-- Requirement --
Report all lines from the entries below in which "Connectivity" appears.

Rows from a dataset

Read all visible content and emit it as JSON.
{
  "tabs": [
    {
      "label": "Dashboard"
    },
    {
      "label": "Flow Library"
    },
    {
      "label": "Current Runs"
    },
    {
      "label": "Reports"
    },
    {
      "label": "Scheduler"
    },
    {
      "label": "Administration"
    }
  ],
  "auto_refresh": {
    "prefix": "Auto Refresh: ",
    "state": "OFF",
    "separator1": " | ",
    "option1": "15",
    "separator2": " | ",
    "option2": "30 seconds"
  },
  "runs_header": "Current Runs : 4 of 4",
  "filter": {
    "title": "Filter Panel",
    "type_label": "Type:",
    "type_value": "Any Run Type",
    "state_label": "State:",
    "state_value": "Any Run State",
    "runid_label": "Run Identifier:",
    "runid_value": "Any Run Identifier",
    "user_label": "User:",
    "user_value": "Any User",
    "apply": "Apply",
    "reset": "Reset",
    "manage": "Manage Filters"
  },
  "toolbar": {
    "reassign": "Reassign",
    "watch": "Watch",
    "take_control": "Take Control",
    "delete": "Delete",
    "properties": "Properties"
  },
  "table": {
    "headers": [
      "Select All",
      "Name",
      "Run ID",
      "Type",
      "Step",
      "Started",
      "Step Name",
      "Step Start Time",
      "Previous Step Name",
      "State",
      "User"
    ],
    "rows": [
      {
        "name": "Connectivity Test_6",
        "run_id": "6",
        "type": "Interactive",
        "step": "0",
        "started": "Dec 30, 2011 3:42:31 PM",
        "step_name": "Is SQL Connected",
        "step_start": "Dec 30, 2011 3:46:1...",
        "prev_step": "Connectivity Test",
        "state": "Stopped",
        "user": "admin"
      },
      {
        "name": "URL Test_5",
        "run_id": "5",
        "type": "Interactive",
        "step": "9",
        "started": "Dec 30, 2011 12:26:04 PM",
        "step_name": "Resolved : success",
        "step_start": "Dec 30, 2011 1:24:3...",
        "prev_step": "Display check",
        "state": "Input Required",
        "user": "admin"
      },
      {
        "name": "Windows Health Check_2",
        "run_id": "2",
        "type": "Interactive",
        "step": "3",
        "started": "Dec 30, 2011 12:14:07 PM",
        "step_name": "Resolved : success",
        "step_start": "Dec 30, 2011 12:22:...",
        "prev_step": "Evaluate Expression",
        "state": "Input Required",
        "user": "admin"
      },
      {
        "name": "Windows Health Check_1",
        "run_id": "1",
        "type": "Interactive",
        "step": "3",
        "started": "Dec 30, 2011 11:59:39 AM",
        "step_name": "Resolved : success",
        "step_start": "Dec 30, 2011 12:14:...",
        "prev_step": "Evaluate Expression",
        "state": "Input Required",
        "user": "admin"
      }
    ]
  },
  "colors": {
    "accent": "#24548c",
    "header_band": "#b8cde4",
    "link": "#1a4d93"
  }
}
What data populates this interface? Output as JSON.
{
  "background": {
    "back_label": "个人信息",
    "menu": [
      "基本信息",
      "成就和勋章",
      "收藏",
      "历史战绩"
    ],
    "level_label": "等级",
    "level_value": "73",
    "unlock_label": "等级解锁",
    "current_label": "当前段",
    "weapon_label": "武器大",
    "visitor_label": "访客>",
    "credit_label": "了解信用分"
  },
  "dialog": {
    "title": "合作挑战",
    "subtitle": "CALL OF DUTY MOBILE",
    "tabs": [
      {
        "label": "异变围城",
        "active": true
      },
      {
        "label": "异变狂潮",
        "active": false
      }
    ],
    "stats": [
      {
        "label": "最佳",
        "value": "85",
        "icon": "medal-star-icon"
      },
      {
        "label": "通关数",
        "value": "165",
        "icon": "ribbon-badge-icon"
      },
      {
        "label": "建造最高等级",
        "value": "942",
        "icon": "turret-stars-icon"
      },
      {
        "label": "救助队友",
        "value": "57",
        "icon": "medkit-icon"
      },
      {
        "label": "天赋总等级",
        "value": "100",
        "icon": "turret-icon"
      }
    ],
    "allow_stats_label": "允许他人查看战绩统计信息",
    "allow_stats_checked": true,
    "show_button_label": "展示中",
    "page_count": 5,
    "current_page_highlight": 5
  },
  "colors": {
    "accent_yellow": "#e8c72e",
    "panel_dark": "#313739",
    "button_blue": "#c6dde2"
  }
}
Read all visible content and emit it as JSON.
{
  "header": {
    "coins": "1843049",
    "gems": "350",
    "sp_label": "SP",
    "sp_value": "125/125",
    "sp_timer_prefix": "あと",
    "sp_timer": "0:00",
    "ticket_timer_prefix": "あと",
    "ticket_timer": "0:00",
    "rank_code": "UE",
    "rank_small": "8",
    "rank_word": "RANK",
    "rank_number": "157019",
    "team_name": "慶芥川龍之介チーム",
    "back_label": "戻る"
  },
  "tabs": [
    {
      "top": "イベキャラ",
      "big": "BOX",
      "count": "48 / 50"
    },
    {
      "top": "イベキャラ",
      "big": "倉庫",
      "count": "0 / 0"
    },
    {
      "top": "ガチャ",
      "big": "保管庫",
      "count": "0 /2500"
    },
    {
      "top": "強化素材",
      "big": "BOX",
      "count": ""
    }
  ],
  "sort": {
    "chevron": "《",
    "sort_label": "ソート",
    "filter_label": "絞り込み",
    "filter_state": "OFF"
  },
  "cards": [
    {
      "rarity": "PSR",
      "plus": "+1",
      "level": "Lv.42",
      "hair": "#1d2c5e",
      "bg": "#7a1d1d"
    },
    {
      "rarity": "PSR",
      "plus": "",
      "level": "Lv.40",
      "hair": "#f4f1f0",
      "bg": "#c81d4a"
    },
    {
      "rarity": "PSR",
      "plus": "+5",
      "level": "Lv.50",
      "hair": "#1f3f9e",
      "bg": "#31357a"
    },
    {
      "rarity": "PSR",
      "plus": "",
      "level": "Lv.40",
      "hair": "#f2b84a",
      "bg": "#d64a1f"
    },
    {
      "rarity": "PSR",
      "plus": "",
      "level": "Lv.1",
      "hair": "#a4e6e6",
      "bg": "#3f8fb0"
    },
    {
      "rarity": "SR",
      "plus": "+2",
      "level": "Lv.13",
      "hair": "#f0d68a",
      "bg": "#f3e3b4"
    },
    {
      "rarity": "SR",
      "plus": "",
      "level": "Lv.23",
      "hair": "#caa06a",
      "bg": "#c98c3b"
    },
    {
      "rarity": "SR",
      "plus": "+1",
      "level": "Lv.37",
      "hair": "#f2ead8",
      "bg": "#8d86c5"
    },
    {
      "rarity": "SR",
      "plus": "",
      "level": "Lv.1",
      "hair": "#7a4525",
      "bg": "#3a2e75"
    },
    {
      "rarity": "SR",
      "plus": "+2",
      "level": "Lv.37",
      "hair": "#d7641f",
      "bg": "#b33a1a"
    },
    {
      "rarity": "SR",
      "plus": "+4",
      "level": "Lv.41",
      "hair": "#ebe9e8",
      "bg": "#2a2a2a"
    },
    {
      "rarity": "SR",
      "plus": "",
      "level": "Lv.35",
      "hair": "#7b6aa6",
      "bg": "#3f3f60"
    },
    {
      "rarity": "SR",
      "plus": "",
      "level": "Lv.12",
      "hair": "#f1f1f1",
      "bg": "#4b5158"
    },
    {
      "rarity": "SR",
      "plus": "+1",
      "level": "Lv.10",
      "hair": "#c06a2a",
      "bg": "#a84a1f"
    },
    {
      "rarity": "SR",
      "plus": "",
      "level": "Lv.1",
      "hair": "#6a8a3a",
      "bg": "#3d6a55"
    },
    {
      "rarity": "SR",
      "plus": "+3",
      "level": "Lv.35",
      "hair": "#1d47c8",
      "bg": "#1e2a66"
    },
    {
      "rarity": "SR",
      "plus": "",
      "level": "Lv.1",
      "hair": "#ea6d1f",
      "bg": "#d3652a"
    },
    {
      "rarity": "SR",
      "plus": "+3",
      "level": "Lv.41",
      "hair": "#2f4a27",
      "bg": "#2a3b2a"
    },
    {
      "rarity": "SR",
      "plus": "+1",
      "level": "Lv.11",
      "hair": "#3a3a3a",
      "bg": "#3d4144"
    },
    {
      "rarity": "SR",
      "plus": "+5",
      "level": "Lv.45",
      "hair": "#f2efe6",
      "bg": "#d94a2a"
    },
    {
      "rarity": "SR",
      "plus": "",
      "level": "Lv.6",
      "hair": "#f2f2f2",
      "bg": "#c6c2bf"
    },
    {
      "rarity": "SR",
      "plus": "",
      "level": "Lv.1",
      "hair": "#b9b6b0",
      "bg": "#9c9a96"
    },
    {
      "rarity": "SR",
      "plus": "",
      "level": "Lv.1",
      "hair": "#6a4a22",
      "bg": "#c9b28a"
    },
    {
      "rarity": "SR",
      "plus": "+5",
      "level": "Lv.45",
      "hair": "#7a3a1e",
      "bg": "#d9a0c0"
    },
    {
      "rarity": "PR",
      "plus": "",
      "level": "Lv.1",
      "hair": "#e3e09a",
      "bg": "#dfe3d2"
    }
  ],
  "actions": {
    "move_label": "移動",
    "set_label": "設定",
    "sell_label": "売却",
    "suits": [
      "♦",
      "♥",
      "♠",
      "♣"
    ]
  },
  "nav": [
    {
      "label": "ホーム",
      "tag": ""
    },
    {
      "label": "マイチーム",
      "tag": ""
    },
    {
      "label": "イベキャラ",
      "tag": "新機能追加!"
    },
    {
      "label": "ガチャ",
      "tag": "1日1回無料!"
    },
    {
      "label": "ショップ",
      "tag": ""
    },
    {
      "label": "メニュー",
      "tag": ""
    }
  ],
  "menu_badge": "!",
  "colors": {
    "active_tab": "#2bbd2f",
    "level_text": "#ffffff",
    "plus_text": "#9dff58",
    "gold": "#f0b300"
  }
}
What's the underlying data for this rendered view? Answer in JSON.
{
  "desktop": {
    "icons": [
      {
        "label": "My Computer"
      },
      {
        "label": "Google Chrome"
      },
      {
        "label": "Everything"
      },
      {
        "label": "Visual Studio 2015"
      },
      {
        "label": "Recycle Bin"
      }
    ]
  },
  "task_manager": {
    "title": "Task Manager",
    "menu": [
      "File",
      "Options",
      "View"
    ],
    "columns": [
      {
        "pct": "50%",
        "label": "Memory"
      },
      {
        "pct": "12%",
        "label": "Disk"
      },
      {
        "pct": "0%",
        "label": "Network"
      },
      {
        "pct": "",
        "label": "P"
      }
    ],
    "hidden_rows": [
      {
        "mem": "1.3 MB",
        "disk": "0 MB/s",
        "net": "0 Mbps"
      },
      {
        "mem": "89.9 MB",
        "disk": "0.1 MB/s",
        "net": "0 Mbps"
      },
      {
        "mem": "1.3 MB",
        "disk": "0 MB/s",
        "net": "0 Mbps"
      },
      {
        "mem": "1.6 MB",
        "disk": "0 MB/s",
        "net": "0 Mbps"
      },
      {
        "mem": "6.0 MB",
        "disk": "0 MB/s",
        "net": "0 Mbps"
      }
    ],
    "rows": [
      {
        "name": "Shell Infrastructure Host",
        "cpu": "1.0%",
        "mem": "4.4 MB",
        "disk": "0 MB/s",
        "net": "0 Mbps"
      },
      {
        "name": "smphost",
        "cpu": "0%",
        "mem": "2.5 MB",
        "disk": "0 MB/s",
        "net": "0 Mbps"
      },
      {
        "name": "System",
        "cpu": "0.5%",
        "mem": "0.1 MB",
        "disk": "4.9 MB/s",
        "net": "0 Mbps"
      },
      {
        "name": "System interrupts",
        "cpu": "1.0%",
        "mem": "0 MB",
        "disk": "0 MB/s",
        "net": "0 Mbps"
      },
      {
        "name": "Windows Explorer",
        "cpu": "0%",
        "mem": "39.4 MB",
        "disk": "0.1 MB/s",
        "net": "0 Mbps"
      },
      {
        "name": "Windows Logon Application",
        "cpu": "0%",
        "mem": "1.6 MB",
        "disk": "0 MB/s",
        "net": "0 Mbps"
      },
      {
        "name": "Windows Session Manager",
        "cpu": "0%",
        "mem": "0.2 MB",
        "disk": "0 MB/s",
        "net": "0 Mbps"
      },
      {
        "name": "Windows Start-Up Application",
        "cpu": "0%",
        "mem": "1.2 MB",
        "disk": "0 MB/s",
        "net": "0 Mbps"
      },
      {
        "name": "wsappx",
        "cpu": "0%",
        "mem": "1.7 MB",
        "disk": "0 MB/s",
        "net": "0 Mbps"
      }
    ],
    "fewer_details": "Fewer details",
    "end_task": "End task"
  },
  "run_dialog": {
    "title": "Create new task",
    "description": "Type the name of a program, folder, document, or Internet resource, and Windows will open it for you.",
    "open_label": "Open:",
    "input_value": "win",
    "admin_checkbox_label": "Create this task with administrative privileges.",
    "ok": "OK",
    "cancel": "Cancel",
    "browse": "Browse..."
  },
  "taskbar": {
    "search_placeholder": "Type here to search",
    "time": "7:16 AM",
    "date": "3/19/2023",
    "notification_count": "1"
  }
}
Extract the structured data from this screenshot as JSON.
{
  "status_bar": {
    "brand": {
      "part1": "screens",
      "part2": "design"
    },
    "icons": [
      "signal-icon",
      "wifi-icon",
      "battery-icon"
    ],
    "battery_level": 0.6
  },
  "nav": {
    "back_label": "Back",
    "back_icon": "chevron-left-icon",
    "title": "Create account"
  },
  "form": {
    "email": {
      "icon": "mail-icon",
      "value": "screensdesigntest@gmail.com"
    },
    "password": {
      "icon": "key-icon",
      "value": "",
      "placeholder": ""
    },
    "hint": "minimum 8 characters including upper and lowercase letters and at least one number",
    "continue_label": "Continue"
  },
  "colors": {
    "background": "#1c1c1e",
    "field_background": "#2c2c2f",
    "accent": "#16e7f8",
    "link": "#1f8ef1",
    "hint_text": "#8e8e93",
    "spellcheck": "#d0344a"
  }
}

-- Exercise answer --
        "name": "Connectivity Test_6",
        "prev_step": "Connectivity Test",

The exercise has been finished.